Objective — Return the lines where the word "item" occurs.

[Dataset excerpt]
— START —
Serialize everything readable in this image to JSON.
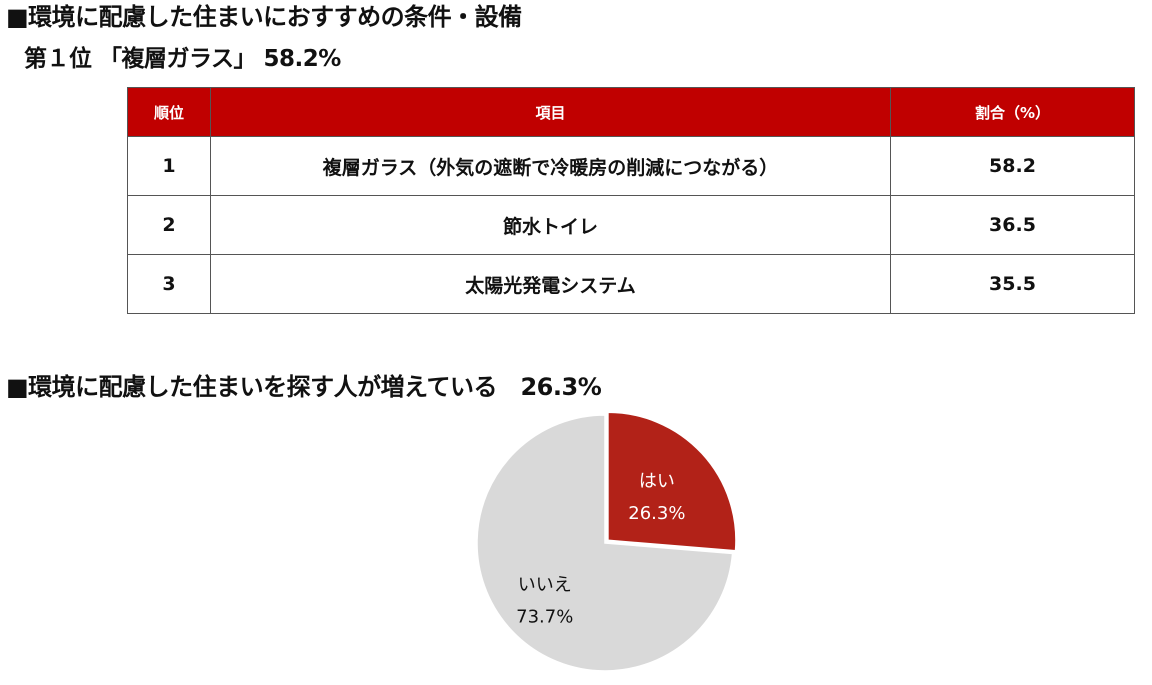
{
  "heading1": "■環境に配慮した住まいにおすすめの条件・設備",
  "subheading1": "第１位 「複層ガラス」 58.2%",
  "heading2": "■環境に配慮した住まいを探す人が増えている　26.3%",
  "colors": {
    "header_bg": "#c00000",
    "pie_yes": "#b22218",
    "pie_no": "#d9d9d9"
  },
  "chart_data": [
    {
      "type": "table",
      "columns": [
        "順位",
        "項目",
        "割合（%）"
      ],
      "rows": [
        {
          "rank": "1",
          "item": "複層ガラス（外気の遮断で冷暖房の削減につながる）",
          "value": "58.2"
        },
        {
          "rank": "2",
          "item": "節水トイレ",
          "value": "36.5"
        },
        {
          "rank": "3",
          "item": "太陽光発電システム",
          "value": "35.5"
        }
      ]
    },
    {
      "type": "pie",
      "slices": [
        {
          "label": "はい",
          "value": 26.3,
          "value_label": "26.3%"
        },
        {
          "label": "いいえ",
          "value": 73.7,
          "value_label": "73.7%"
        }
      ]
    }
  ]
}
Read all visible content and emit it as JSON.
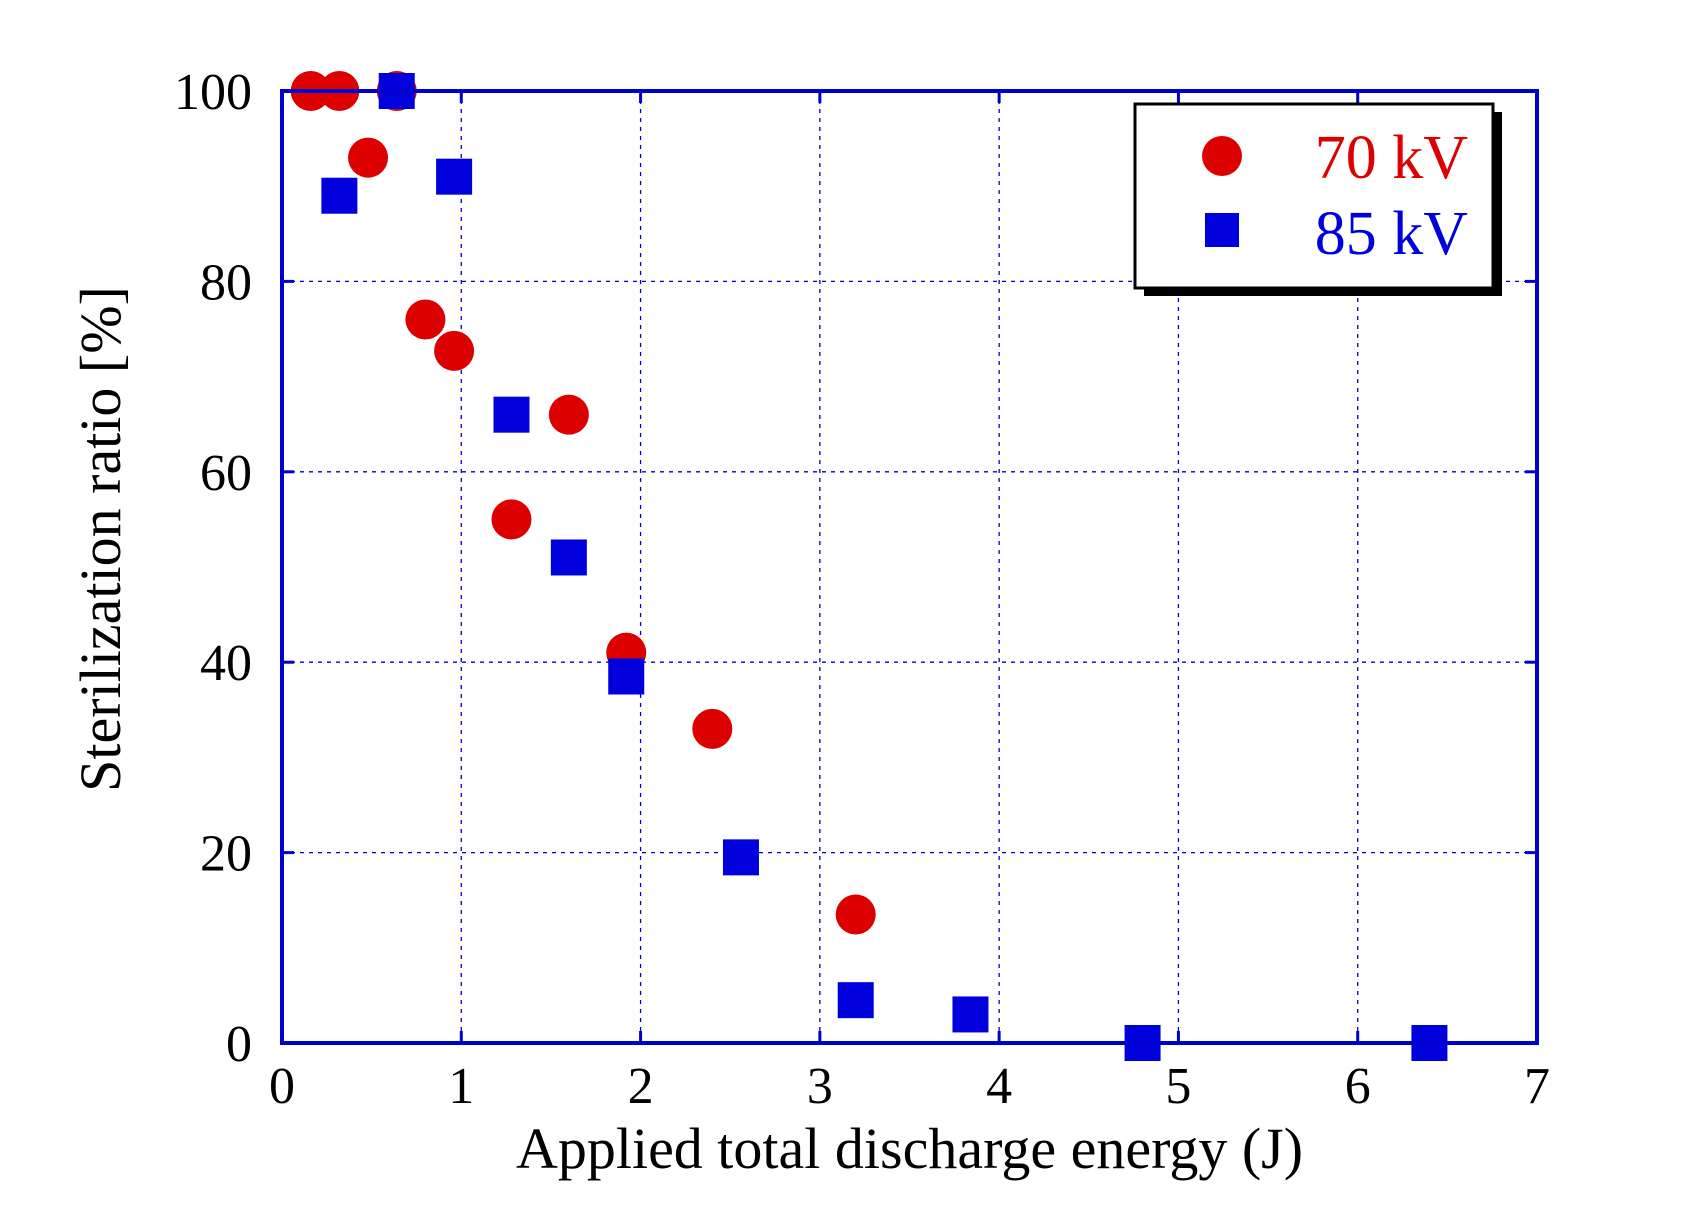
— END —
Worked answer —
          "item": "複層ガラス（外気の遮断で冷暖房の削減につながる）",
          "item": "節水トイレ",
          "item": "太陽光発電システム",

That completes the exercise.